--- Begin ---

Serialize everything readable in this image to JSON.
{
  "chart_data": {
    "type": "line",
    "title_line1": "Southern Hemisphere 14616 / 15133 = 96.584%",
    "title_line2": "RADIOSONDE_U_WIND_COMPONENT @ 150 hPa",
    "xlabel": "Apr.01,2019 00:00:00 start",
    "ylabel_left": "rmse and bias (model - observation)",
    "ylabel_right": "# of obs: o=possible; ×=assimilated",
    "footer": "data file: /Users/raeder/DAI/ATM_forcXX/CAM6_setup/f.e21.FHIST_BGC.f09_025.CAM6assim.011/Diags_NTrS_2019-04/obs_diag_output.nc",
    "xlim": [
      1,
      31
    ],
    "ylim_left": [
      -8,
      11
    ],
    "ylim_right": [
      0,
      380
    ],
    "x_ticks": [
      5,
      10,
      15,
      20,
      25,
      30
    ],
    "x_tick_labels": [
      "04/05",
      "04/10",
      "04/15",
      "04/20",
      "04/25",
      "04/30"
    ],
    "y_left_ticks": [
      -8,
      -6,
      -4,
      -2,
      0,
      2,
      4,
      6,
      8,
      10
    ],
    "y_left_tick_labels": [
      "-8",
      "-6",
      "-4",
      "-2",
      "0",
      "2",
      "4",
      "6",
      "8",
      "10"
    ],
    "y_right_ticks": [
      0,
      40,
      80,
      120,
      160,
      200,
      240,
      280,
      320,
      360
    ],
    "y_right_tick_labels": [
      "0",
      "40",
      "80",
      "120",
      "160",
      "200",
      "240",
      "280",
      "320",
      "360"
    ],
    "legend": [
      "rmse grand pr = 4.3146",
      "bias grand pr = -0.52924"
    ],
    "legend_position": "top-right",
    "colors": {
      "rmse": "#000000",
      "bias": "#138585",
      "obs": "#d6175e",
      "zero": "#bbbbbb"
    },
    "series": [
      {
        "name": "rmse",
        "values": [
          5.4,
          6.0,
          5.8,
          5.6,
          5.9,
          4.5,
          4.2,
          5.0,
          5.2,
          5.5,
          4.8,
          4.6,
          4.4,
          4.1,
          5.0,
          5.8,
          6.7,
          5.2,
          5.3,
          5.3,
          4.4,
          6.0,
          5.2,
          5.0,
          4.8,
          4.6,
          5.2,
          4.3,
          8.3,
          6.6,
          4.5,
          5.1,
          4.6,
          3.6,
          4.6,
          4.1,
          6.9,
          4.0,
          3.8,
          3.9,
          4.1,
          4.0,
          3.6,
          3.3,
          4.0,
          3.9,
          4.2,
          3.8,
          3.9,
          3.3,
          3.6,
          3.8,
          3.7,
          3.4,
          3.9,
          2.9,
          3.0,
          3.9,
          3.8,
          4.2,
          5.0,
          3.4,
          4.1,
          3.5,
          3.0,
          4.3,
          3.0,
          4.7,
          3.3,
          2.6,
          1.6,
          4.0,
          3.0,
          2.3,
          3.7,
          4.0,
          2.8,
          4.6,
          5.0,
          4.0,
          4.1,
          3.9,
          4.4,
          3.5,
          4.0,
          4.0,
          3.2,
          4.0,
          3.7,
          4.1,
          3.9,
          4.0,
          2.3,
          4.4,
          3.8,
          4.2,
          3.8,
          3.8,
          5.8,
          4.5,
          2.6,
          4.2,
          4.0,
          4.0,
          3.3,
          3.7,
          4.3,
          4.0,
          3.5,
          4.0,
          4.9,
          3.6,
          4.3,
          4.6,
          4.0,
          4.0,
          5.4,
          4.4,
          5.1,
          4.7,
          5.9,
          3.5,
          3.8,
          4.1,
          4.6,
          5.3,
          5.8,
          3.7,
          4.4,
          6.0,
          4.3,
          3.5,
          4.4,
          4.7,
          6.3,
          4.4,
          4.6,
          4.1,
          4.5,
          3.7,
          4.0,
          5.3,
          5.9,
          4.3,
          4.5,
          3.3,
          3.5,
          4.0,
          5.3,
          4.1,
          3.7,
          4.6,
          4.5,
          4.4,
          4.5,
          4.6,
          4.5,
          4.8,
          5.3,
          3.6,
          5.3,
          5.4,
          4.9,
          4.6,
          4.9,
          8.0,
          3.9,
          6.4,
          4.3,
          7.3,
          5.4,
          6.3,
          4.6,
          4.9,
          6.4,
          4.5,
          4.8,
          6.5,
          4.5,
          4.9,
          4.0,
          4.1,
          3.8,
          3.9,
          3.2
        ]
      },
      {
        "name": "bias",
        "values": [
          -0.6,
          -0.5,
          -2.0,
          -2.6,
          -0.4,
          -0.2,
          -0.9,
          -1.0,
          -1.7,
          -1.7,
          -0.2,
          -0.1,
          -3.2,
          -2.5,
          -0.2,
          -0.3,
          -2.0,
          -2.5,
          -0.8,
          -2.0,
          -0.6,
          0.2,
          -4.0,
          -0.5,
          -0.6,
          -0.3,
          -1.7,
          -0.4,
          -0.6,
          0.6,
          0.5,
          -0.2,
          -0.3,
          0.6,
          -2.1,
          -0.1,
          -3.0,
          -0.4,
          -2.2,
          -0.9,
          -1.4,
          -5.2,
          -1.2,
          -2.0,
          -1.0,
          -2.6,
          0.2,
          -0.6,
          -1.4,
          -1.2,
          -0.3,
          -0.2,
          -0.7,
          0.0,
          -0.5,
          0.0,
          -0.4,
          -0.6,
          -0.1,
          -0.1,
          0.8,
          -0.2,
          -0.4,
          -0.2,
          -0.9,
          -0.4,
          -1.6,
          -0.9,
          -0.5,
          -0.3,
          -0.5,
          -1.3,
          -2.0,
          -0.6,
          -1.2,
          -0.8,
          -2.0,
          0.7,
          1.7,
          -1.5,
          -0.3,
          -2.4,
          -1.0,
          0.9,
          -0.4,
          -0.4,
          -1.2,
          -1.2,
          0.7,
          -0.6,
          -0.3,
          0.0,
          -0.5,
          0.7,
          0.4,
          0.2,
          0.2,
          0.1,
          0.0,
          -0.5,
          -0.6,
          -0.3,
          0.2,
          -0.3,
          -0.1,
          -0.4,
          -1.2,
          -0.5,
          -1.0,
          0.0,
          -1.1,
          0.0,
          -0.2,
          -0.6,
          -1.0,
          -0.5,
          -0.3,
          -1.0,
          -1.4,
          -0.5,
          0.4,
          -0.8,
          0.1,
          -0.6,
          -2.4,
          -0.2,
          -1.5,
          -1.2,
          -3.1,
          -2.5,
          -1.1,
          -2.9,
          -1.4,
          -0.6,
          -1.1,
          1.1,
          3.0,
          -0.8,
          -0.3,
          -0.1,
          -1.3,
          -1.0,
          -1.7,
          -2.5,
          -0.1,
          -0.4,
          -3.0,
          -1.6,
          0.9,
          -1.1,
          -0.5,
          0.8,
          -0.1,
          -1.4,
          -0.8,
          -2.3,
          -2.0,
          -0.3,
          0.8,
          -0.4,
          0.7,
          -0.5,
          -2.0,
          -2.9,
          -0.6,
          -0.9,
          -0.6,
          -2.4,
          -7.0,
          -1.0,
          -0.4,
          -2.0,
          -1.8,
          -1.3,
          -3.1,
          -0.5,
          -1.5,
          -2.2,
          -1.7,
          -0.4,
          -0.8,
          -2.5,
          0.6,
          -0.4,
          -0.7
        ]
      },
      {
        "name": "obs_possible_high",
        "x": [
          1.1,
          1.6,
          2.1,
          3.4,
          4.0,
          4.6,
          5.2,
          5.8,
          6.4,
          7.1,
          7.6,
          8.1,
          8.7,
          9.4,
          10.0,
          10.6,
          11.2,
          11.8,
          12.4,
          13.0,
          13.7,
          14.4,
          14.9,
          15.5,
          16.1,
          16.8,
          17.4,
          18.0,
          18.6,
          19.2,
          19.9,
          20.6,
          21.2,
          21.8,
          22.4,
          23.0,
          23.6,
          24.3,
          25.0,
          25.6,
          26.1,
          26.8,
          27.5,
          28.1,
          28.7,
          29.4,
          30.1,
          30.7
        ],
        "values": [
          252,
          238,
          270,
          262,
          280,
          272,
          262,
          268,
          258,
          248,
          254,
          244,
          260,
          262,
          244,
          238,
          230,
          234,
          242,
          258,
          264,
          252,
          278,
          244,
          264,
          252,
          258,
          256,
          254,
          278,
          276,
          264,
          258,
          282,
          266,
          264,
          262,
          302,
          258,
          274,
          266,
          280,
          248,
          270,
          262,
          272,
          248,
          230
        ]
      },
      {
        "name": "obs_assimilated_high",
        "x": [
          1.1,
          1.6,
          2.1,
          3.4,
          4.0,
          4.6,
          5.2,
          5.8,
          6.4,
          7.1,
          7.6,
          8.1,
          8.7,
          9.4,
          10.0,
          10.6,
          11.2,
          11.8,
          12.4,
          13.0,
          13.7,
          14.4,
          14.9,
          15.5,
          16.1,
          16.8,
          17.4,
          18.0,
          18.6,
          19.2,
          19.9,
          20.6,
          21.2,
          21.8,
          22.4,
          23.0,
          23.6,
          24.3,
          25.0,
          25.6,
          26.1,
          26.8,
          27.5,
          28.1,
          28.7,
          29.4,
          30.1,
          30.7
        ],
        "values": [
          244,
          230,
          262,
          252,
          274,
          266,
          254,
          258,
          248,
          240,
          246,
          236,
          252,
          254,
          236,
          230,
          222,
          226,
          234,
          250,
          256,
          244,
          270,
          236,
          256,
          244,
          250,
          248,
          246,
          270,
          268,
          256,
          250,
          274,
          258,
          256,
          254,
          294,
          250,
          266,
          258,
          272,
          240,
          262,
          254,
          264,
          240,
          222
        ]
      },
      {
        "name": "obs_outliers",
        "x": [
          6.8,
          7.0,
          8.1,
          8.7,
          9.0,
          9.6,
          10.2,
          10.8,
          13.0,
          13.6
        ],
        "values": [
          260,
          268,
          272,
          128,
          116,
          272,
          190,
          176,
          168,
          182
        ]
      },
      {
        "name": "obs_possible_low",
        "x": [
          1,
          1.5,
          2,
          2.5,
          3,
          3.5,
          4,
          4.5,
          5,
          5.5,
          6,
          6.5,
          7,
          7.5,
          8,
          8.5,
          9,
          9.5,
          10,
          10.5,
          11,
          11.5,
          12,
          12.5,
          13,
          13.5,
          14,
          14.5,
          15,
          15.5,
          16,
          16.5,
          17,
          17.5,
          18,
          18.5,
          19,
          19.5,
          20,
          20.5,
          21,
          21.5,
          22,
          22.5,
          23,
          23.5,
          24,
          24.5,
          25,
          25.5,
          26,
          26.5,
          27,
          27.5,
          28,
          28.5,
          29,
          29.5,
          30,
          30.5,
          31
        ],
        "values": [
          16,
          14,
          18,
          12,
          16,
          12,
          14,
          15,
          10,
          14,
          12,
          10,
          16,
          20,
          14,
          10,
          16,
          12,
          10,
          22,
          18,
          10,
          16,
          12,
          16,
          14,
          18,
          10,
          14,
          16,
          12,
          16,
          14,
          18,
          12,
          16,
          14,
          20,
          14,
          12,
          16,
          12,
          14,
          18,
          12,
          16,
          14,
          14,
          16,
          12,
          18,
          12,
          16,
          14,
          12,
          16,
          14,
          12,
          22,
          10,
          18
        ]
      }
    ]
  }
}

--- End ---
--- Begin ---

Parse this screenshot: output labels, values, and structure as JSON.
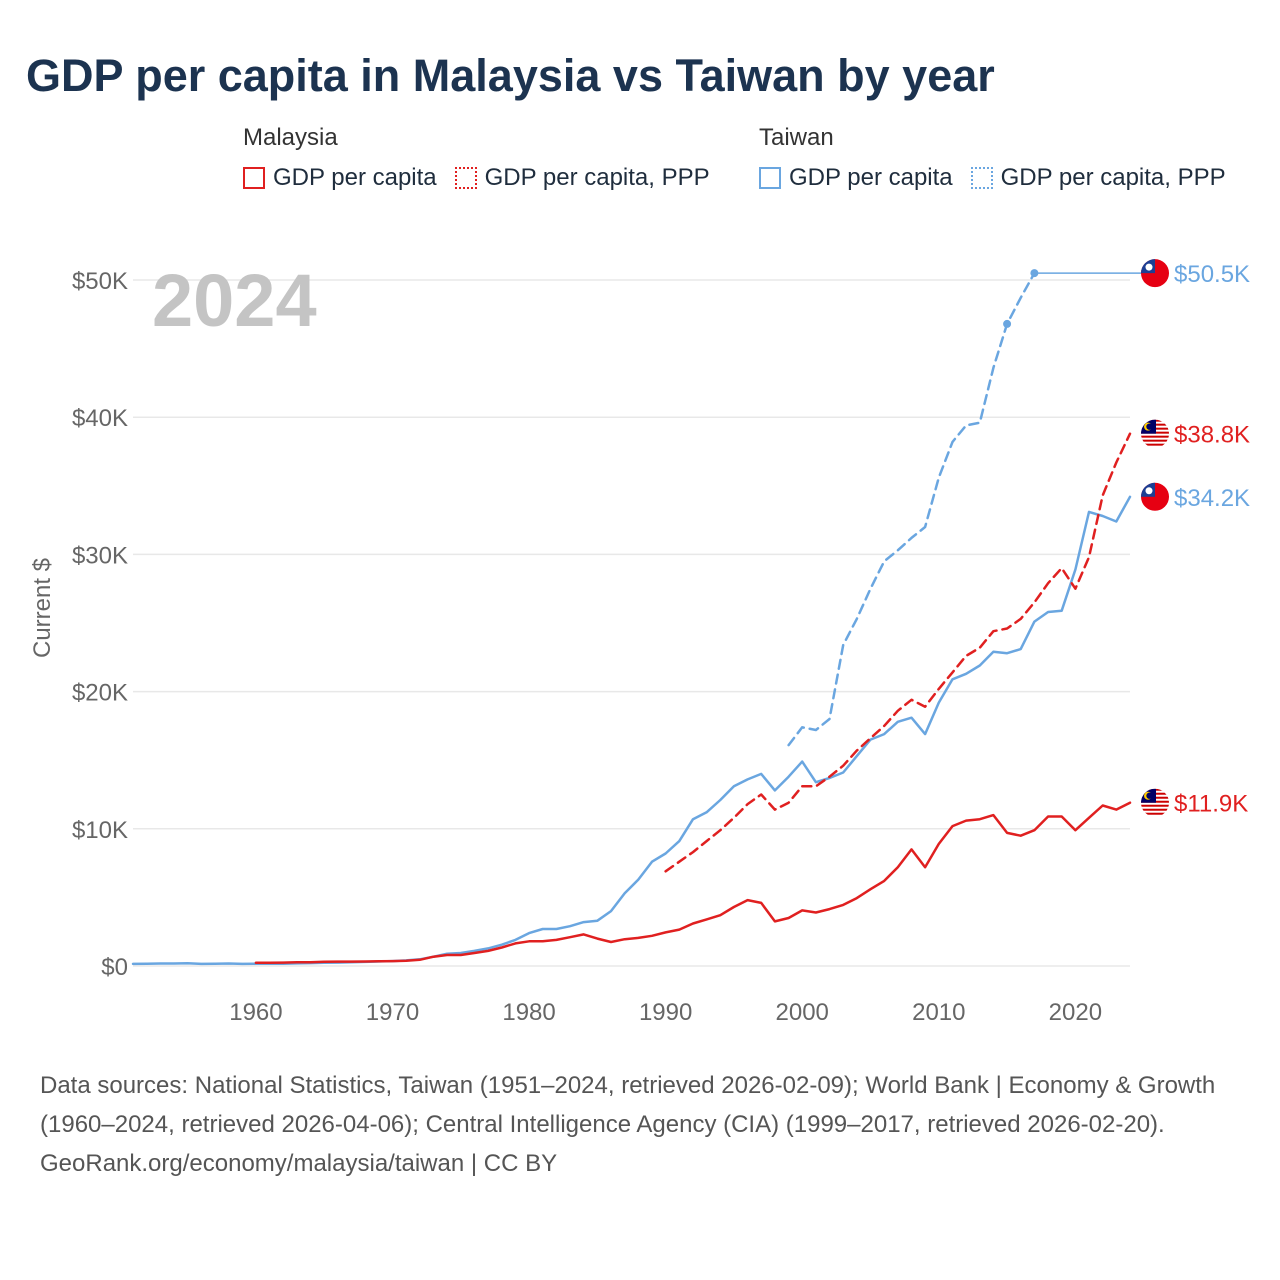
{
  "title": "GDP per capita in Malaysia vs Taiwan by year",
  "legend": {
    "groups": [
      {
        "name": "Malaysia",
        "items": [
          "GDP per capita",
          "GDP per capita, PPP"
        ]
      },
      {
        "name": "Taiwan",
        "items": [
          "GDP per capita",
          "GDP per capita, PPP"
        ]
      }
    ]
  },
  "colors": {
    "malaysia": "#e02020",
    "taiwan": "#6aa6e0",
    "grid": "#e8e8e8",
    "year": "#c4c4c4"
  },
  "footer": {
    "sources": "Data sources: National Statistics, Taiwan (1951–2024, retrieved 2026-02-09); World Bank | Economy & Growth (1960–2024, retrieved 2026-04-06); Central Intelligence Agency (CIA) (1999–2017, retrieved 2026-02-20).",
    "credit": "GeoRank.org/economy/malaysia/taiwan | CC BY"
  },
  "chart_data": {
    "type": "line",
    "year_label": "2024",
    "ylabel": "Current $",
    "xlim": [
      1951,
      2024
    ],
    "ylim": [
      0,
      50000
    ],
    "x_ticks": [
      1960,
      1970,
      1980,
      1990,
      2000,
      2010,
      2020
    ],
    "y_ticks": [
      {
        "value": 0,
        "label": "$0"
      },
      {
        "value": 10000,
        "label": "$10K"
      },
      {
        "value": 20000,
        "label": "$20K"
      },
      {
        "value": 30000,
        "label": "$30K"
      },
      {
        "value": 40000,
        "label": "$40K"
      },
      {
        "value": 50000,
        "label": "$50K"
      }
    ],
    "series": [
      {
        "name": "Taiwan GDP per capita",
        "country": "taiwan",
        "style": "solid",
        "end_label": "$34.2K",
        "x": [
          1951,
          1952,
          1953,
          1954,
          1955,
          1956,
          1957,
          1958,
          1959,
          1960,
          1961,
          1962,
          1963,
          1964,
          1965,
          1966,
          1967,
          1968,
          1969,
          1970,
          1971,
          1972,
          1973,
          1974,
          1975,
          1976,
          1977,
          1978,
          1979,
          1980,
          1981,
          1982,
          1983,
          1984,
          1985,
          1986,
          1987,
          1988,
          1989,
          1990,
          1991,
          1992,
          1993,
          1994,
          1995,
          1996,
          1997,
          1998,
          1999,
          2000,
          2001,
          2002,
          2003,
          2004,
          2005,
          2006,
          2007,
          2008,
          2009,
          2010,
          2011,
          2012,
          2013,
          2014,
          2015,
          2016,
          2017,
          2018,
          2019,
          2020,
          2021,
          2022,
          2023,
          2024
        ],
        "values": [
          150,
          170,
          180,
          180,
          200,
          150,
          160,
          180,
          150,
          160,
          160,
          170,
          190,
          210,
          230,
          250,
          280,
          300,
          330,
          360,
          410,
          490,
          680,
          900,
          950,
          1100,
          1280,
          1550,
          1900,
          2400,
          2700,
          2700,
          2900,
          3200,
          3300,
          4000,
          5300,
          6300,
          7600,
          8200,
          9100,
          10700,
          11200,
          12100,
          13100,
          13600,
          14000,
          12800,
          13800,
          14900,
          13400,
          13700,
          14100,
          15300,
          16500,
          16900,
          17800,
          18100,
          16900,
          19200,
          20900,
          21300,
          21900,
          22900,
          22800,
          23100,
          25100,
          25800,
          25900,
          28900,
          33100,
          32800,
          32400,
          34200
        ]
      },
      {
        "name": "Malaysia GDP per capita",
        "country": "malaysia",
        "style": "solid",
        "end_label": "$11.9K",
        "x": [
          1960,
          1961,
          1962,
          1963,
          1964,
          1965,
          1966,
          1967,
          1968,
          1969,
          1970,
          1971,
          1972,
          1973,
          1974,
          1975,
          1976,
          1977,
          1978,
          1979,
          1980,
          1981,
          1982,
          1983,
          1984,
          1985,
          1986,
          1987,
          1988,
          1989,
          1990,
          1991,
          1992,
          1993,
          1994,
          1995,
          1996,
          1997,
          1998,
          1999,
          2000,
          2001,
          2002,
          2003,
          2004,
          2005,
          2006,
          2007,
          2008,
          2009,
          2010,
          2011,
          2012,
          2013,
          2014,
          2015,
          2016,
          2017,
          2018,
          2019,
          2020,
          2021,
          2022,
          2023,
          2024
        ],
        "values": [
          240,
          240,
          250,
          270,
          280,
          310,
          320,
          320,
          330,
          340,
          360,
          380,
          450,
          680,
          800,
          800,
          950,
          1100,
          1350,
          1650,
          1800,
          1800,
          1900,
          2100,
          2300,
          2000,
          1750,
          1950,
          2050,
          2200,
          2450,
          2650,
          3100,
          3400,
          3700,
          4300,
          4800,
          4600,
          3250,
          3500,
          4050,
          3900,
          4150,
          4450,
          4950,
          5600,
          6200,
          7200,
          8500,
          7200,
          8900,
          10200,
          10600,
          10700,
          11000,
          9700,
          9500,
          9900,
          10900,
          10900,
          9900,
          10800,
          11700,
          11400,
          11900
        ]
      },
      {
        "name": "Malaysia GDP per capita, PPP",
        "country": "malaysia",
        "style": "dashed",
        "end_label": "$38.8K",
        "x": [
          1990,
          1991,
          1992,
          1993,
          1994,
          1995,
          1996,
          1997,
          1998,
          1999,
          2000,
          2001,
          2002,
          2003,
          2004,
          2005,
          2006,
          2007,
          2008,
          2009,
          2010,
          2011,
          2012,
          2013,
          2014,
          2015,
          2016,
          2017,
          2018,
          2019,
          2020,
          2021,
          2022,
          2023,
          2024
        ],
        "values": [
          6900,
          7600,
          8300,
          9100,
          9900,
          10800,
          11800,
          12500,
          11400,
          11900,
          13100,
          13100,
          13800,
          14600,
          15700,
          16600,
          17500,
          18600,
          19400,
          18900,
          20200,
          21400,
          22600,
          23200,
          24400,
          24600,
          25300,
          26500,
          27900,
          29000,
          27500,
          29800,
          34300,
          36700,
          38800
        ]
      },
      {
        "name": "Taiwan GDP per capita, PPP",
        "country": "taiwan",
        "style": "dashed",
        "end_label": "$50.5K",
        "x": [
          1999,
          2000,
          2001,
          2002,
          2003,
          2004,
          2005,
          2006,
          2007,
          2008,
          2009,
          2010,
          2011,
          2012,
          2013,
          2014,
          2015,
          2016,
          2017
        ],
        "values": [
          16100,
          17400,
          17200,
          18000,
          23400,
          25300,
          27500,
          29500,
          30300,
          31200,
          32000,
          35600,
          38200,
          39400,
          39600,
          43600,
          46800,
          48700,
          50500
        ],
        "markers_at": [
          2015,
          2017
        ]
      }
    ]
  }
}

--- End ---

**Problem requirements**
Report how many lines in the records above contain the word "grand", giving only the number.

**Result below**
2